• _Problem statement_: Set the material down again exactly, line by line, skipping each picture.

::::::

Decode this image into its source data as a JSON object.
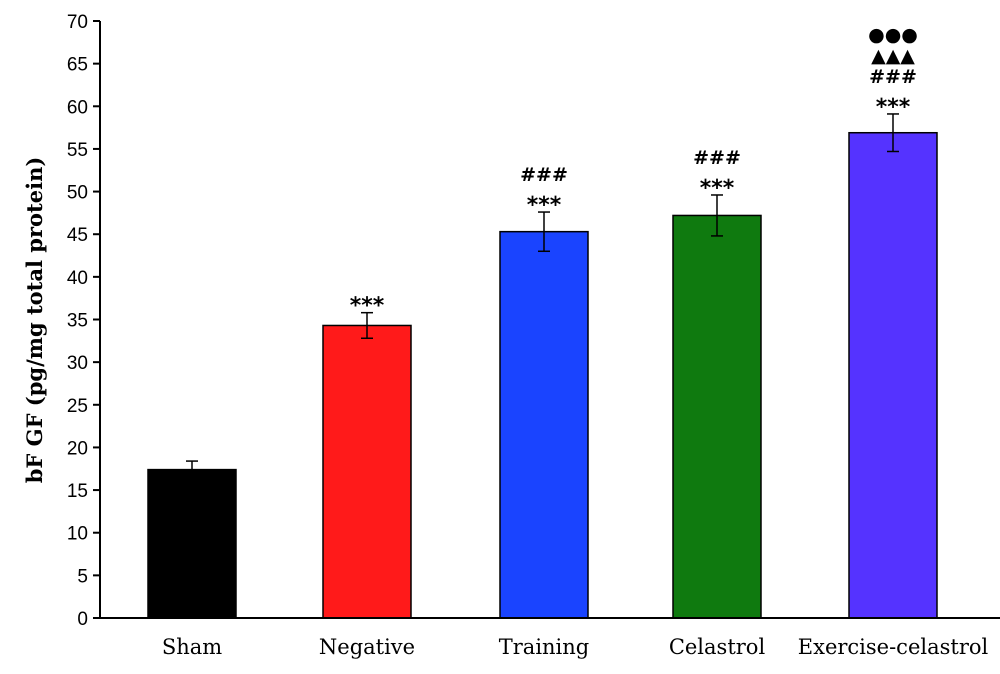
{
  "chart_data": {
    "type": "bar",
    "title": "",
    "xlabel": "",
    "ylabel": "bF GF (pg/mg total protein)",
    "ylim": [
      0,
      70
    ],
    "yticks": [
      0,
      5,
      10,
      15,
      20,
      25,
      30,
      35,
      40,
      45,
      50,
      55,
      60,
      65,
      70
    ],
    "grid": false,
    "legend": "none",
    "categories": [
      "Sham",
      "Negative",
      "Training",
      "Celastrol",
      "Exercise-celastrol"
    ],
    "values": [
      17.4,
      34.3,
      45.3,
      47.2,
      56.9
    ],
    "errors": [
      1.0,
      1.5,
      2.3,
      2.4,
      2.2
    ],
    "colors": [
      "#000000",
      "#ff1a1a",
      "#1a44ff",
      "#0f7a0f",
      "#5533ff"
    ],
    "annotations": [
      [],
      [
        "***"
      ],
      [
        "***",
        "###"
      ],
      [
        "***",
        "###"
      ],
      [
        "***",
        "###",
        "▲▲▲",
        "●●●"
      ]
    ]
  }
}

::::::

• _Output for this task_:
Decode this image into its source data as a JSON object.
{
  "chart_data": {
    "type": "bar",
    "title": "",
    "xlabel": "",
    "ylabel": "bF GF (pg/mg total protein)",
    "ylim": [
      0,
      70
    ],
    "yticks": [
      0,
      5,
      10,
      15,
      20,
      25,
      30,
      35,
      40,
      45,
      50,
      55,
      60,
      65,
      70
    ],
    "grid": false,
    "legend": "none",
    "categories": [
      "Sham",
      "Negative",
      "Training",
      "Celastrol",
      "Exercise-celastrol"
    ],
    "values": [
      17.4,
      34.3,
      45.3,
      47.2,
      56.9
    ],
    "errors": [
      1.0,
      1.5,
      2.3,
      2.4,
      2.2
    ],
    "colors": [
      "#000000",
      "#ff1a1a",
      "#1a44ff",
      "#0f7a0f",
      "#5533ff"
    ],
    "annotations": [
      [],
      [
        "***"
      ],
      [
        "***",
        "###"
      ],
      [
        "***",
        "###"
      ],
      [
        "***",
        "###",
        "▲▲▲",
        "●●●"
      ]
    ]
  }
}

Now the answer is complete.